To be done: Here are some records; return them all exactly.

--- Start of Dataset records ---

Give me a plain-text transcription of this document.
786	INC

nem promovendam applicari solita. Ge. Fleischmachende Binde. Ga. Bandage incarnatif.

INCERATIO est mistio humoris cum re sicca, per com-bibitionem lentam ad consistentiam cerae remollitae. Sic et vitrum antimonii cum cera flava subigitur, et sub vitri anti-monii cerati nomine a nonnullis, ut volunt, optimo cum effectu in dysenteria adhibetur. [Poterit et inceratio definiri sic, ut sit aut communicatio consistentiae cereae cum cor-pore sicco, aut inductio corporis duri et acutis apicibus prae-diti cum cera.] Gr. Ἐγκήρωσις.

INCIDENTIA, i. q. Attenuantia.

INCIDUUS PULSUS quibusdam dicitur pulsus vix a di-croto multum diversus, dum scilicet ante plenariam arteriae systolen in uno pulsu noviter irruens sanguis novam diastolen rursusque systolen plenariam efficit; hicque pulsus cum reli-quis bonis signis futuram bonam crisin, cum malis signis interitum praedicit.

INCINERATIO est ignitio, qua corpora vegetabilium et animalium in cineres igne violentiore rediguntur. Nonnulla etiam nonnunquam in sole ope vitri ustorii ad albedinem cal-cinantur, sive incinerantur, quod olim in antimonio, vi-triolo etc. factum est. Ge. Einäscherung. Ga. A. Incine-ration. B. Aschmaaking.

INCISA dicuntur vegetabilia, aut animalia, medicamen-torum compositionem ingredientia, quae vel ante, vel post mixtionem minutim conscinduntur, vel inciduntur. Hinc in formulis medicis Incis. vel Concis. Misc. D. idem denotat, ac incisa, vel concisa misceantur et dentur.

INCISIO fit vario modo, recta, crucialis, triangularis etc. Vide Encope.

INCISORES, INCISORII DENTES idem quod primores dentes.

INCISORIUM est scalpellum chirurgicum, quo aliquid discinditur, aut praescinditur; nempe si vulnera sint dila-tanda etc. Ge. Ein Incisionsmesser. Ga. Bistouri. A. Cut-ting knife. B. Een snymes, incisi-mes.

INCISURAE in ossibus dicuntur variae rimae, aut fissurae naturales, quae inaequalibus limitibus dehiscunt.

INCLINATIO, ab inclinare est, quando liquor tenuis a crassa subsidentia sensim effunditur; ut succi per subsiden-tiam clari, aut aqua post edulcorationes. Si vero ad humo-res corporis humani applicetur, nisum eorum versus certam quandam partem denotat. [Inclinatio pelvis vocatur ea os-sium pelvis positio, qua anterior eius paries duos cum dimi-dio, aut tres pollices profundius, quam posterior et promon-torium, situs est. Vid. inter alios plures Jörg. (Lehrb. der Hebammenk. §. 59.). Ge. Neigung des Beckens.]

--- End of Dataset records ---

Response to the task:
Give me a plain-text transcription of this document.
786	INC

nem promovendam applicari solita. Ge. Fleischmachende Binde. Ga. Bandage incarnatif.

INCERATIO est mistio humoris cum re sicca, per com-bibitionem lentam ad consistentiam cerae remollitae. Sic et vitrum antimonii cum cera flava subigitur, et sub vitri anti-monii cerati nomine a nonnullis, ut volunt, optimo cum effectu in dysenteria adhibetur. [Poterit et inceratio definiri sic, ut sit aut communicatio consistentiae cereae cum cor-pore sicco, aut inductio corporis duri et acutis apicibus prae-diti cum cera.] Gr. Ἐγκήρωσις.

INCIDENTIA, i. q. Attenuantia.

INCIDUUS PULSUS quibusdam dicitur pulsus vix a di-croto multum diversus, dum scilicet ante plenariam arteriae systolen in uno pulsu noviter irruens sanguis novam diastolen rursusque systolen plenariam efficit; hicque pulsus cum reli-quis bonis signis futuram bonam crisin, cum malis signis interitum praedicit.

INCINERATIO est ignitio, qua corpora vegetabilium et animalium in cineres igne violentiore rediguntur. Nonnulla etiam nonnunquam in sole ope vitri ustorii ad albedinem cal-cinantur, sive incinerantur, quod olim in antimonio, vi-triolo etc. factum est. Ge. Einäscherung. Ga. A. Incine-ration. B. Aschmaaking.

INCISA dicuntur vegetabilia, aut animalia, medicamen-torum compositionem ingredientia, quae vel ante, vel post mixtionem minutim conscinduntur, vel inciduntur. Hinc in formulis medicis Incis. vel Concis. Misc. D. idem denotat, ac incisa, vel concisa misceantur et dentur.

INCISIO fit vario modo, recta, crucialis, triangularis etc. Vide Encope.

INCISORES, INCISORII DENTES idem quod primores dentes.

INCISORIUM est scalpellum chirurgicum, quo aliquid discinditur, aut praescinditur; nempe si vulnera sint dila-tanda etc. Ge. Ein Incisionsmesser. Ga. Bistouri. A. Cut-ting knife. B. Een snymes, incisi-mes.

INCISURAE in ossibus dicuntur variae rimae, aut fissurae naturales, quae inaequalibus limitibus dehiscunt.

INCLINATIO, ab inclinare est, quando liquor tenuis a crassa subsidentia sensim effunditur; ut succi per subsiden-tiam clari, aut aqua post edulcorationes. Si vero ad humo-res corporis humani applicetur, nisum eorum versus certam quandam partem denotat. [Inclinatio pelvis vocatur ea os-sium pelvis positio, qua anterior eius paries duos cum dimi-dio, aut tres pollices profundius, quam posterior et promon-torium, situs est. Vid. inter alios plures Jörg. (Lehrb. der Hebammenk. §. 59.). Ge. Neigung des Beckens.]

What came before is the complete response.